• _Task_
Render the items below as a numbered list, beginning at their first line and stopping after the line that contains "my-avatar-illustration bbox=[26, 878, 74, 926]". Leave out any blank lines.

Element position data
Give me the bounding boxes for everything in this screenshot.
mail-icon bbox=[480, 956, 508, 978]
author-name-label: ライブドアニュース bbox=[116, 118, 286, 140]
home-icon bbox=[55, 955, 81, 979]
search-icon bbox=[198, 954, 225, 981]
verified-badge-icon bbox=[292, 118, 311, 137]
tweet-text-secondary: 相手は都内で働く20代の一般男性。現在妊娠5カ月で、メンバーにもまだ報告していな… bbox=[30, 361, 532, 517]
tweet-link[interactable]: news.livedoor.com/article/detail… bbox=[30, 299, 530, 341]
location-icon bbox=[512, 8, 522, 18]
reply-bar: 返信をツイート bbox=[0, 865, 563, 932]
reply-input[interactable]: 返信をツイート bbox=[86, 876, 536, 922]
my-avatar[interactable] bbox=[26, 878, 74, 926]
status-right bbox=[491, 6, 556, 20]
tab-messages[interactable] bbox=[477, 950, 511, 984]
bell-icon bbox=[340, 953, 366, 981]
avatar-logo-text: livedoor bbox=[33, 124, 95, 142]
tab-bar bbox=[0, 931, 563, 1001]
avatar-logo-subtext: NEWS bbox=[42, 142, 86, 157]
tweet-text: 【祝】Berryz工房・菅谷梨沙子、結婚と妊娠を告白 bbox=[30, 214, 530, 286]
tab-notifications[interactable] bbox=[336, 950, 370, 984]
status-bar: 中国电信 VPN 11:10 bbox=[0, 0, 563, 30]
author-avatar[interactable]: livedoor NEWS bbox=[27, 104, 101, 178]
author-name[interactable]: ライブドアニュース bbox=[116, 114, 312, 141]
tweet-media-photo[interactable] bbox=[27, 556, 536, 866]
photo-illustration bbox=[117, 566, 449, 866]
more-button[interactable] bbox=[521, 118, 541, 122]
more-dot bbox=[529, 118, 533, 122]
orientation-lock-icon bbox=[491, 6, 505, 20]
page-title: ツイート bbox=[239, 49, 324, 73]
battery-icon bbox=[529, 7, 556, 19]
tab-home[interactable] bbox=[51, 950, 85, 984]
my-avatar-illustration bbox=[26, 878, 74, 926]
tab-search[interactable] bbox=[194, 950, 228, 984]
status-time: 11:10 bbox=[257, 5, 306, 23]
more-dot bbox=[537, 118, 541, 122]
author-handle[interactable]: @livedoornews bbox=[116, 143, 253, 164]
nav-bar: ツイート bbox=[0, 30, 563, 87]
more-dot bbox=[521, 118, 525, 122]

• _Response_
1. Give me the bounding boxes for everything in this screenshot.
2. mail-icon bbox=[480, 956, 508, 978]
3. author-name-label: ライブドアニュース bbox=[116, 118, 286, 140]
4. home-icon bbox=[55, 955, 81, 979]
5. search-icon bbox=[198, 954, 225, 981]
6. verified-badge-icon bbox=[292, 118, 311, 137]
7. tweet-text-secondary: 相手は都内で働く20代の一般男性。現在妊娠5カ月で、メンバーにもまだ報告していな… bbox=[30, 361, 532, 517]
8. tweet-link[interactable]: news.livedoor.com/article/detail… bbox=[30, 299, 530, 341]
9. location-icon bbox=[512, 8, 522, 18]
10. reply-bar: 返信をツイート bbox=[0, 865, 563, 932]
11. reply-input[interactable]: 返信をツイート bbox=[86, 876, 536, 922]
12. my-avatar[interactable] bbox=[26, 878, 74, 926]
13. status-right bbox=[491, 6, 556, 20]
14. tab-messages[interactable] bbox=[477, 950, 511, 984]
15. bell-icon bbox=[340, 953, 366, 981]
16. avatar-logo-text: livedoor bbox=[33, 124, 95, 142]
17. tab-bar bbox=[0, 931, 563, 1001]
18. avatar-logo-subtext: NEWS bbox=[42, 142, 86, 157]
19. tweet-text: 【祝】Berryz工房・菅谷梨沙子、結婚と妊娠を告白 bbox=[30, 214, 530, 286]
20. tab-notifications[interactable] bbox=[336, 950, 370, 984]
21. status-bar: 中国电信 VPN 11:10 bbox=[0, 0, 563, 30]
22. author-avatar[interactable]: livedoor NEWS bbox=[27, 104, 101, 178]
23. author-name[interactable]: ライブドアニュース bbox=[116, 114, 312, 141]
24. tweet-media-photo[interactable] bbox=[27, 556, 536, 866]
25. photo-illustration bbox=[117, 566, 449, 866]
26. more-button[interactable] bbox=[521, 118, 541, 122]
27. more-dot bbox=[529, 118, 533, 122]
28. orientation-lock-icon bbox=[491, 6, 505, 20]
29. page-title: ツイート bbox=[239, 49, 324, 73]
30. battery-icon bbox=[529, 7, 556, 19]
31. tab-home[interactable] bbox=[51, 950, 85, 984]
32. my-avatar-illustration bbox=[26, 878, 74, 926]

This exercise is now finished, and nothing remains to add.